→ GIVEN PASSAGE
○ ○ ○ ○ ○

The Moon’s temperature varying more from its average than Earth does is very important to the net result. That can be expected to make application of the same one-sixth increase to the Planck parameter not remotely sufficient to account for lunar extreme temperature variation utterly whether or not it would account for terrestrial lesser temperature variation by latitude. The first random web page googled says that lunar temperature varies -233 degrees Celsius to +123 degrees Celsius, so it varies far more than Earth from its mean.
Let me illustrate the principle by a simplified analogy. In this example, all of the following three objects have an average temperature of 192 K.
Object A is to represent a body of no temperature variation from its 192 K average. The T^4 term in the formula would equal 1.36 * 10^9 K^4.
Object B is like Object A but varies in temperature moderately from its 192 K average, by plus and minus 30 K. In this simplified analogy, pretend one half is at 162 K and the other half is at 222 K. The respective T^4 terms in the formulas for each half are about 0.689 * 10^9 K^4 and 2.43 * 10^9 K^4 respectively.
Object C is like the other two objects but varies in temperature vastly from its 192 K average, by plus and minus 150 K. In this simplified analogy, pretend one half is at 42 K and the other half is at 342 K. The respective T^4 terms in the formulas for each half are about 0.00311 * 10^9 K^4 and 13.68 * 10^9 K^4 respectively.
If all objects have the same albedo throughout, then, even with all three having 192 K average surface temperature, the net result is:
Object B = 15% more watts of radiative heat emitted from its surface than object A
Object C = 400% more watts of radiative heat emitted from its surface than object A
Now, suppose one makes a constant multiplier adjustment to account for the mild difference between object A and object B, to account for moderate temperature variation. That same multiplier which worked for moderate temperature variation from the average would just automatically be totally off if applied to a a body (object C) with far greater temperature variation.
Obviously the example is exaggerated for the point, but one can see how greater temperature variation just automatically makes the adjustment needed not remotely the same constant.
One can’t apply the same adjustment multiplier to the Moon as Earth in any case, because the Moon has more temperature variation.
So finding application of a formula with that adjustment multiplier to be wrong on the Moon doesn’t show anything directly about its validity or not on Earth. Whatever would be the true temperature variation correction for the Moon (which has a 14 day lunar night) would be alien to that for Earth.
I think the NASA lunar fact sheet you are mentioning is http://nssdc.gsfc.nasa.gov/planetary/factsheet/moonfact.html . It is misleading / wrong for implying 271 K equilibrium blackbody temperature. However, such just means some random employee posting that particular web page messed up. The IPCC has inaccuracies in other regards but not necessarily the same ones on this.

○ ○ ○ ○ ○

→ DATASET CONTENT
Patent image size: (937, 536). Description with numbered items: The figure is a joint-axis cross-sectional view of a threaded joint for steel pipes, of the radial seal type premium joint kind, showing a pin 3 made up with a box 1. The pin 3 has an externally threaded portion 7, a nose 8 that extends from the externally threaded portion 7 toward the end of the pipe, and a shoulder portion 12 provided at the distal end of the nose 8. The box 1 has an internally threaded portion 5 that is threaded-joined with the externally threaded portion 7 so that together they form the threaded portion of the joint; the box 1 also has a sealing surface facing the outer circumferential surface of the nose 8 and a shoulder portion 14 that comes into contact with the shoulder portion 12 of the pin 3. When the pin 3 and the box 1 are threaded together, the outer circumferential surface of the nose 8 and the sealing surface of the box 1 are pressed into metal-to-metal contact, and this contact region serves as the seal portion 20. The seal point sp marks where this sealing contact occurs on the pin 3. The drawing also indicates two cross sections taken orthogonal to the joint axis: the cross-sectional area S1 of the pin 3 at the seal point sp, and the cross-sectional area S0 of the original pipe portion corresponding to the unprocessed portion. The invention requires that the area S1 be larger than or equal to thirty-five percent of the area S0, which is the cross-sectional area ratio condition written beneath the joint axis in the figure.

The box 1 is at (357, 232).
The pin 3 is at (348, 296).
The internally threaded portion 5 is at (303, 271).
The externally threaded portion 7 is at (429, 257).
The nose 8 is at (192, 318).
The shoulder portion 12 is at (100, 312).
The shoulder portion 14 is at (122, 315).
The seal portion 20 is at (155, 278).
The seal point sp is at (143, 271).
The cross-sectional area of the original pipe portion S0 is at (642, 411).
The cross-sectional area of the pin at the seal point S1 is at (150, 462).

○ ○ ○ ○ ○

→ AIM OF THE EXERCISE
From the passage on lunar temperature variation, output word for word the part that starts with the words containing "So finding application" and ends with "that for Earth.". The records are separate material and are not part of the passage on lunar temperature variation.

→ RESPONSE
So finding application of a formula with that adjustment multiplier to be wrong on the Moon doesn’t show anything directly about its validity or not on Earth. Whatever would be the true temperature variation correction for the Moon (which has a 14 day lunar night) would be alien to that for Earth.